> _SOURCE PASSAGE_:
....

In sum, the post-Trotsky Trotskyists answered the questions posed by the Stalinist conundrum in this way. Stalinism, though it could be better and needed stern remodelling by the working class, was progressive; it was post-capitalist, in transition to socialism; it was the 'wave of the future' at least in the backward countries (and for Michel Pablo in the early '50s everywhere, perhaps for 'centuries of degenerated workers' states', as he tentatively put it); it was to be supported against capitalism, even though its triumph would extirpate liberty and every vestige of a labour movement, lock the proletarians of capitalism in a totalitarian vice, and drive them like slaves.
The post-Trotsky 'orthodox' Trotskyists accommodated to the survival and expansion of Stalinism by turning all of Trotsky's ideas and perspectives into their opposite. Like a civilian population fooling an invader, they turned all the road signs in the wrong direction. Except the invader was already inside their heads in the form of false ideas about Russia. They turned the signs around to fool themselves! If Stalin had emptied the old forms and old words and terms of socialism of their old content, refilling the old socialist wine bottles with poison and corrosive acid, the post-Trotsky Trotskyists imported the basic Stalinist counterfeits of socialism into the camp of the rearguard of Bolshevism. It was the ultimate ideological triumph of Stalinism.

....

> _EXERCISE INSTRUCTIONS_:
1/ Rewrite the passage on post-Trotsky Trotskyism between "The post-Trotsky 'orthodox'" and "triumph of Stalinism.", inclusive, changing "road signs" to "signposts".
2/ In the passage on post-Trotsky Trotskyism, why did turning the road signs in the wrong direction fool the orthodox Trotskyists themselves instead of an invader?

[Element region listings]
....

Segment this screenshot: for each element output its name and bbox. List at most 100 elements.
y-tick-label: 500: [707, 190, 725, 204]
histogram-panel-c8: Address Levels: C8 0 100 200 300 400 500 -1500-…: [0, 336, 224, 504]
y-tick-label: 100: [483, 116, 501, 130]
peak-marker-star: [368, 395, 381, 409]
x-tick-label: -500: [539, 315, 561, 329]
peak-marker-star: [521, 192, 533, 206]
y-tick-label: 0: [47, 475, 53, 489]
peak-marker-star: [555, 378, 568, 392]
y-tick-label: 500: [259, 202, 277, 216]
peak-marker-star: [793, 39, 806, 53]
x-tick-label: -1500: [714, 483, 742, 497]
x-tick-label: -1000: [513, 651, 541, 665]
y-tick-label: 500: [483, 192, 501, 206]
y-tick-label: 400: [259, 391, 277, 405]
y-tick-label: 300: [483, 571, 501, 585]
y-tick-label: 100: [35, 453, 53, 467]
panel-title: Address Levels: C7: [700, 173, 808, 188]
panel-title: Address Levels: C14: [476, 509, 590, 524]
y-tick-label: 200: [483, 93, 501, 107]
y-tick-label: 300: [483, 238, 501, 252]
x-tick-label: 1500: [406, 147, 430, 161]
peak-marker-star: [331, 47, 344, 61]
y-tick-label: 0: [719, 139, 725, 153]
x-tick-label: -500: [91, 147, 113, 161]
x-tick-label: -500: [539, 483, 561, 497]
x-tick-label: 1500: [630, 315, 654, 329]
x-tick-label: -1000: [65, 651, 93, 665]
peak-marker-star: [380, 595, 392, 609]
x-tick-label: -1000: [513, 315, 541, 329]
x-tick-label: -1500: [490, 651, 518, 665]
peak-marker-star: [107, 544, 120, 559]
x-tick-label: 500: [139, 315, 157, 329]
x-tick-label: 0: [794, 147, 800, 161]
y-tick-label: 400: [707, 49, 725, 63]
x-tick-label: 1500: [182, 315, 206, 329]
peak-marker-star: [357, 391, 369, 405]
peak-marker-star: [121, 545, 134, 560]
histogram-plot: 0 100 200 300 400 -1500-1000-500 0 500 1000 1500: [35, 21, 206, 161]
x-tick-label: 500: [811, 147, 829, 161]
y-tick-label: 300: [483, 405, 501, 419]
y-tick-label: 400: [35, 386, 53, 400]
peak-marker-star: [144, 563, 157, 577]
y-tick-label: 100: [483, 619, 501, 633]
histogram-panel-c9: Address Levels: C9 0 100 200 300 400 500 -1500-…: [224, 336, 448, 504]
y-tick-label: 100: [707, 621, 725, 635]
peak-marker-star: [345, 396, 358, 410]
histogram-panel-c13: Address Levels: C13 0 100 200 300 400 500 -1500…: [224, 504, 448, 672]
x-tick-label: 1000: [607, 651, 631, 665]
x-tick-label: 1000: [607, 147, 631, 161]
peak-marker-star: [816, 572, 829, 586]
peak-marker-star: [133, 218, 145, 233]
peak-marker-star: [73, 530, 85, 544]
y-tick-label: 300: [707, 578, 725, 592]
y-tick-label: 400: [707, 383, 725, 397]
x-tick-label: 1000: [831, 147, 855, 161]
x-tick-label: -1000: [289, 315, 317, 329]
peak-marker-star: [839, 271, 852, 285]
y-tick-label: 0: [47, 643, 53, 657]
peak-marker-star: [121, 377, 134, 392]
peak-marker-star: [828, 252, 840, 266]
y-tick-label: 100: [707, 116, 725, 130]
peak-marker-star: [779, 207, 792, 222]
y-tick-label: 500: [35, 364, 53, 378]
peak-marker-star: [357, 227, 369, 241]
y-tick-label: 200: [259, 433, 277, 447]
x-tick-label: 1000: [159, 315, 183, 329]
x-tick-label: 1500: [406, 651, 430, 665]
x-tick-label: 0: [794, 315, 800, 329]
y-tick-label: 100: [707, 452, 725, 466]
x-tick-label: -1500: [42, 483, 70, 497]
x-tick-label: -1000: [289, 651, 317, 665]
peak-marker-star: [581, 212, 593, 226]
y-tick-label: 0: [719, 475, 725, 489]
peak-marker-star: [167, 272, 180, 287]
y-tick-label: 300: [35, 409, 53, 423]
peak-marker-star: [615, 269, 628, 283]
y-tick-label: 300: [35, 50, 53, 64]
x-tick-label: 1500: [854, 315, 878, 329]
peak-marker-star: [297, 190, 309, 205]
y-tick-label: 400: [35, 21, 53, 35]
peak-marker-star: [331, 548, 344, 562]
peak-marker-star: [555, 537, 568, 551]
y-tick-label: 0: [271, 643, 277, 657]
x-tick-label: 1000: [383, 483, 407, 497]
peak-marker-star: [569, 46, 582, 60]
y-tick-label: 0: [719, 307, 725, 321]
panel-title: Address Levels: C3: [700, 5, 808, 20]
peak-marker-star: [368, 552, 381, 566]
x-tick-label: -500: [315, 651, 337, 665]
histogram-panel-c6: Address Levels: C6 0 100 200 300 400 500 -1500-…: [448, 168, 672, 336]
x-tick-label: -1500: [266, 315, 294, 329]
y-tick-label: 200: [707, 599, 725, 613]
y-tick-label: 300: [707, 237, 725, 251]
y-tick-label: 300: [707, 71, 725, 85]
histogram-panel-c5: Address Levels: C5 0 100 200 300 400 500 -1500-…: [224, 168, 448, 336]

....

> _THE RESPONSES_:
1/
The post-Trotsky 'orthodox' Trotskyists accommodated to the survival and expansion of Stalinism by turning all of Trotsky's ideas and perspectives into their opposite. Like a civilian population fooling an invader, they turned all the signposts in the wrong direction. Except the invader was already inside their heads in the form of false ideas about Russia. They turned the signs around to fool themselves! If Stalin had emptied the old forms and old words and terms of socialism of their old content, refilling the old socialist wine bottles with poison and corrosive acid, the post-Trotsky Trotskyists imported the basic Stalinist counterfeits of socialism into the camp of the rearguard of Bolshevism. It was the ultimate ideological triumph of Stalinism.

2/ The invader was already inside their heads in the form of false ideas about Russia. Turning the signs around therefore misled only themselves.